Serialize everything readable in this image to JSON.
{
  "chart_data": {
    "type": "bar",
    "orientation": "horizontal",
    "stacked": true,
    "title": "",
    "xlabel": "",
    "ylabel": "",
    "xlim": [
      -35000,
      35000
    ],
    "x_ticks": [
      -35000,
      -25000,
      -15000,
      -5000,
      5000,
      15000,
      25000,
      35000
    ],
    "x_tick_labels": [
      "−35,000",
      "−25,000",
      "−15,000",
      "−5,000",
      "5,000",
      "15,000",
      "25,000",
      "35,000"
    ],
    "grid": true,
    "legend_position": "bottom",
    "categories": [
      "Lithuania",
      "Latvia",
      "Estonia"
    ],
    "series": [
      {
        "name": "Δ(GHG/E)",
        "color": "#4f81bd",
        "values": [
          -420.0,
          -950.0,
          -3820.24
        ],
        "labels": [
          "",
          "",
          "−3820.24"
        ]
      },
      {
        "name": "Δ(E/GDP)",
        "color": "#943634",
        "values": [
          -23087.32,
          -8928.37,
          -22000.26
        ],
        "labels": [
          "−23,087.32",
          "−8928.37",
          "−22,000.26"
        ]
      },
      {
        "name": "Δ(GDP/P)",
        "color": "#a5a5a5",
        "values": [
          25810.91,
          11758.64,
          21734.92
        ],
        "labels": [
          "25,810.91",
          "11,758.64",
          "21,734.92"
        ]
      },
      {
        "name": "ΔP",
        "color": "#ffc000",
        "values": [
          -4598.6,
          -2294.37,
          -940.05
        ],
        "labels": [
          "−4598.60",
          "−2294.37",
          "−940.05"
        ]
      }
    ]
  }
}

____________

» Directive: Above are the records. Copy every line in them holding "color".

» Output for this exercise:
        "color": "#4f81bd",
        "color": "#943634",
        "color": "#a5a5a5",
        "color": "#ffc000",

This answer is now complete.